*WHAT IS ASKED*. Quote the records from the line with "- breadcrumb-file[interactable]: main.py: [35, 103, 81, 118]" to the line with "- terminal-line: 2: [0, 784, 1181, 817]", reproducing each line exactly.

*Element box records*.
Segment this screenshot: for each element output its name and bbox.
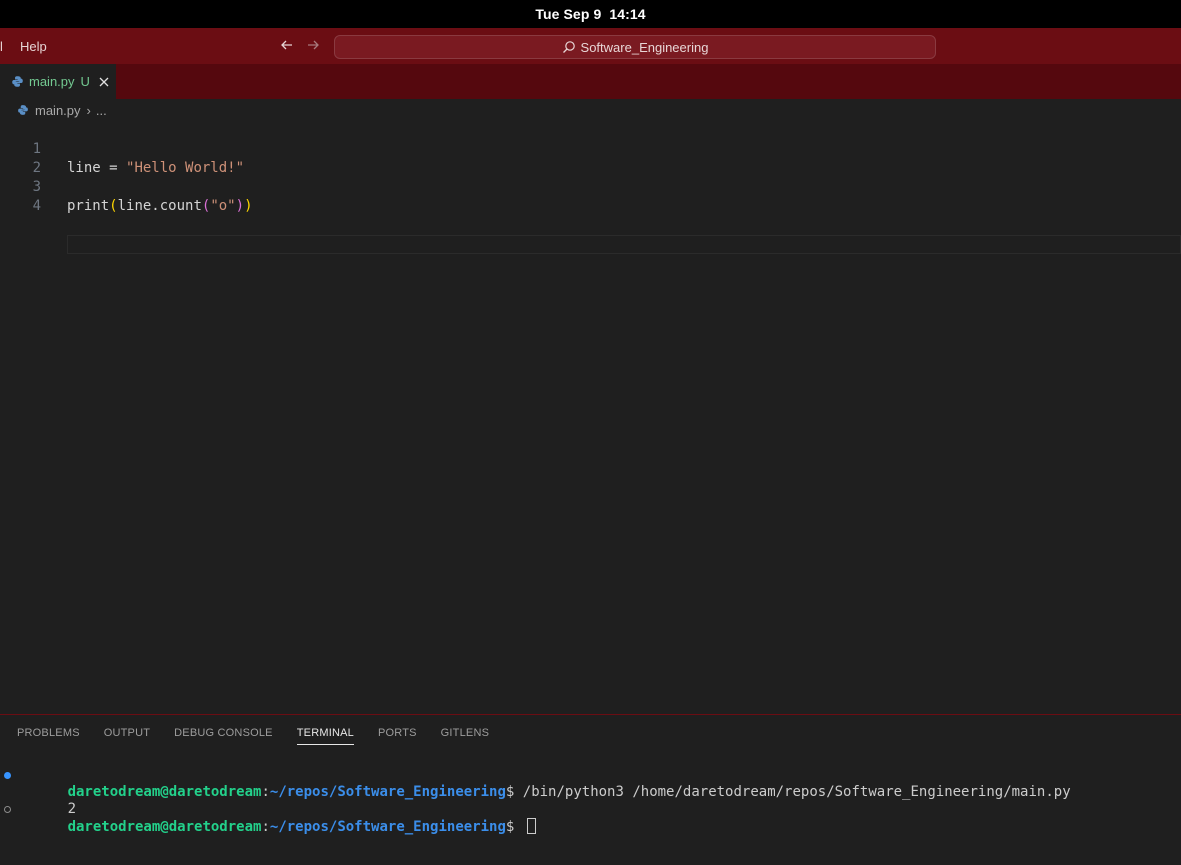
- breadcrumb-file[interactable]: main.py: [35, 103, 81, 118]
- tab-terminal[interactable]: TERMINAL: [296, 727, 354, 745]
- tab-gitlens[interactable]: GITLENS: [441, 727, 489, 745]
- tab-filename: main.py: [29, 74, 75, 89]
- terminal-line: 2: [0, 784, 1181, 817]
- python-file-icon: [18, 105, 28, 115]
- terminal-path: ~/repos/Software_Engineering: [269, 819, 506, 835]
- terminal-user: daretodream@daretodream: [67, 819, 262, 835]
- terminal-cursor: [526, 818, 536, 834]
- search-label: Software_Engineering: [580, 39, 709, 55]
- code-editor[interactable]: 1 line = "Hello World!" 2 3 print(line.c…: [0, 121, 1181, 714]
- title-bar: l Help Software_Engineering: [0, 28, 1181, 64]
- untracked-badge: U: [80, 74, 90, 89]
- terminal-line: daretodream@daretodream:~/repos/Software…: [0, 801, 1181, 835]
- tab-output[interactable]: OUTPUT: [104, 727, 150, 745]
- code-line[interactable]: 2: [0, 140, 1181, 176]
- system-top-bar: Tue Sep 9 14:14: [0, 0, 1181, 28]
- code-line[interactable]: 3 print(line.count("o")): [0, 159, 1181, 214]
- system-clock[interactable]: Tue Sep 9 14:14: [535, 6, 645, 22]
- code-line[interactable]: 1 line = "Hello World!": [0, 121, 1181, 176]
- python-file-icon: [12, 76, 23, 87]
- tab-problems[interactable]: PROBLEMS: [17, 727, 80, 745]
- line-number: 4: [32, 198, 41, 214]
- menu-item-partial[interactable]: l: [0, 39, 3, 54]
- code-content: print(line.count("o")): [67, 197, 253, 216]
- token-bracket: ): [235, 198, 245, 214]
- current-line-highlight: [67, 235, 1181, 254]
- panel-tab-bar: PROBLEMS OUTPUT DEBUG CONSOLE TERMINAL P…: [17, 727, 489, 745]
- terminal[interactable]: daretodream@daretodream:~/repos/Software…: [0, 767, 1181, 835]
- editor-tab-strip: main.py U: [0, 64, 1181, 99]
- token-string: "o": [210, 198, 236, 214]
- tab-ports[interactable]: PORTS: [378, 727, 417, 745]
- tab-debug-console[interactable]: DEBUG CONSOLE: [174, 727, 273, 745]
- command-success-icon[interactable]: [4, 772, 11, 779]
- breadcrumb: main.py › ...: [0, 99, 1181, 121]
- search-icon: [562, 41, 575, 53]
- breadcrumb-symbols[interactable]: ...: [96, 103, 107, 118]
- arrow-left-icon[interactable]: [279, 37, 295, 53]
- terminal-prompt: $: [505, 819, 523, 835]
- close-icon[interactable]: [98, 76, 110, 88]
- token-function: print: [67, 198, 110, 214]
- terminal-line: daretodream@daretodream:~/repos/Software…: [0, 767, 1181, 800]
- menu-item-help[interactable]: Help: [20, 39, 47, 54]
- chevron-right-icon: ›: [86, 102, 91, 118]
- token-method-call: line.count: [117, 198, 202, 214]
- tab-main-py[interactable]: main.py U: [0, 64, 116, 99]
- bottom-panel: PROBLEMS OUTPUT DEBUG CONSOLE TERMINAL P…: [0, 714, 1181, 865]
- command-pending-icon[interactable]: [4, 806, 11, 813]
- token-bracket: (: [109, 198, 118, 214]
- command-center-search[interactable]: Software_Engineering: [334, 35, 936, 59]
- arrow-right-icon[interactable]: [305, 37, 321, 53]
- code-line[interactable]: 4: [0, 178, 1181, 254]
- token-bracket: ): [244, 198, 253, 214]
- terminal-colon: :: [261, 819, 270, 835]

*TASK ANSWER*.
- breadcrumb-file[interactable]: main.py: [35, 103, 81, 118]
- tab-terminal[interactable]: TERMINAL: [296, 727, 354, 745]
- tab-gitlens[interactable]: GITLENS: [441, 727, 489, 745]
- tab-filename: main.py: [29, 74, 75, 89]
- terminal-line: 2: [0, 784, 1181, 817]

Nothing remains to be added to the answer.